--- Begin Data provided ---

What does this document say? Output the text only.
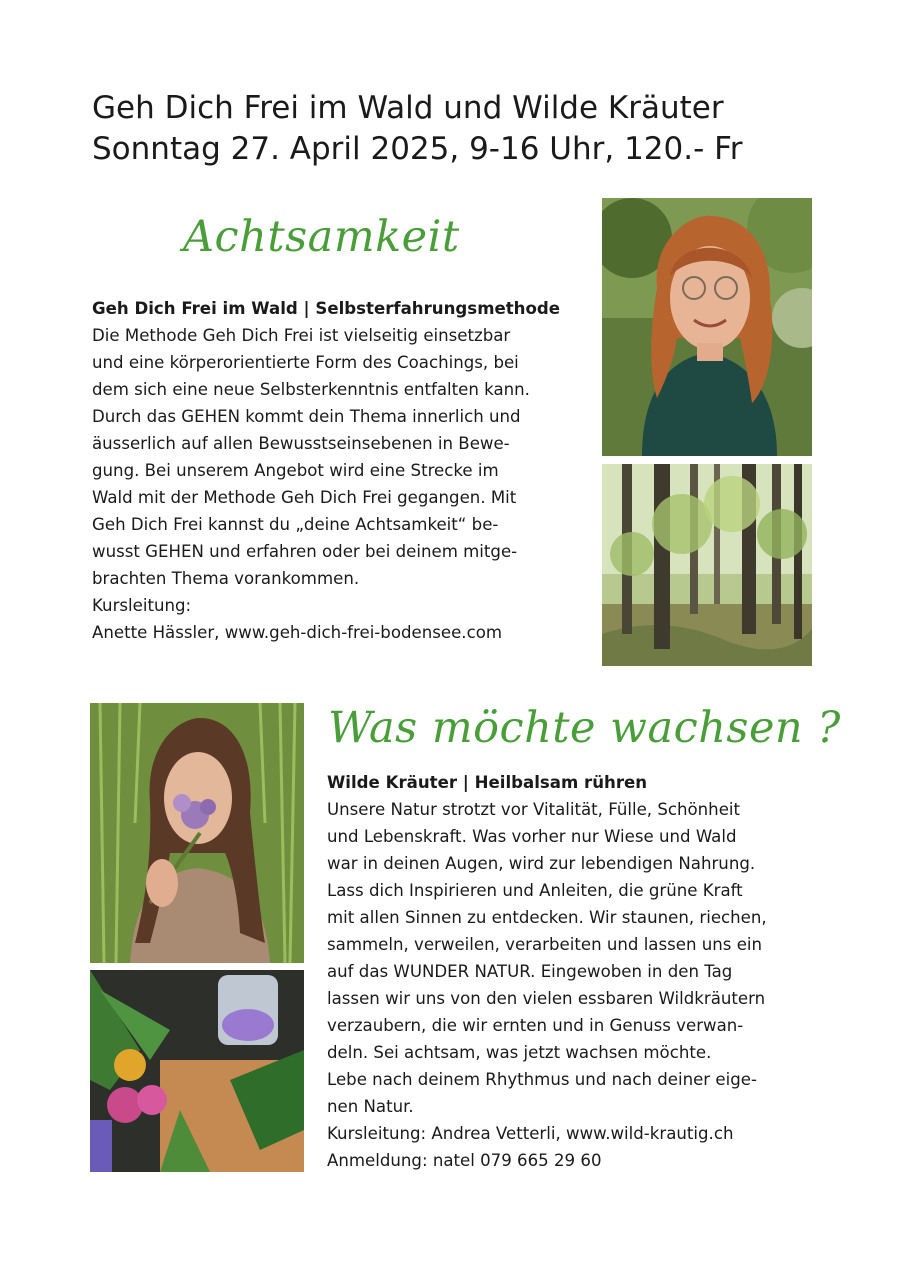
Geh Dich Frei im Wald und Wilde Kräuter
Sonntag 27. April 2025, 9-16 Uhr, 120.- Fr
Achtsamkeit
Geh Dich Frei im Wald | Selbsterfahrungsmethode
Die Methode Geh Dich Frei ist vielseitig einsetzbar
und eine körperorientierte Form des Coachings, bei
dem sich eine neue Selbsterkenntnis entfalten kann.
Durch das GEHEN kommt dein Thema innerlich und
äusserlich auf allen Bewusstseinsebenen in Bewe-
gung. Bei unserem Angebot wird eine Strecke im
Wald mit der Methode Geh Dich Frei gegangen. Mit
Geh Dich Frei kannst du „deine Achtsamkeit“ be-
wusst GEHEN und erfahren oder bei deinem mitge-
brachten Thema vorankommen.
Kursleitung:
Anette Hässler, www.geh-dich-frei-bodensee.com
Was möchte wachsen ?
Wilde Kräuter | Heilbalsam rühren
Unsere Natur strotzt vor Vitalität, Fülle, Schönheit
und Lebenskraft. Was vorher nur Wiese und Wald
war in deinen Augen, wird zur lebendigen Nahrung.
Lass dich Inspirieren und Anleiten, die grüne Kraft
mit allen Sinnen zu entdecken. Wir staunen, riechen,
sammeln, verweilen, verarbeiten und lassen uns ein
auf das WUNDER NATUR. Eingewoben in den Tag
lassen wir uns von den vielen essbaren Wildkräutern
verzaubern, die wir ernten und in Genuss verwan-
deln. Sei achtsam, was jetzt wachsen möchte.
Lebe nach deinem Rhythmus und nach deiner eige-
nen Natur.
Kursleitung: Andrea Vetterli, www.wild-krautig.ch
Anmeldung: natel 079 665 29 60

--- End Data provided ---

● **Exercise directions**:
Return only those lines of the records that contain the string "Kursleitung".

● **Solution to the exercise**:
Kursleitung:
Kursleitung: Andrea Vetterli, www.wild-krautig.ch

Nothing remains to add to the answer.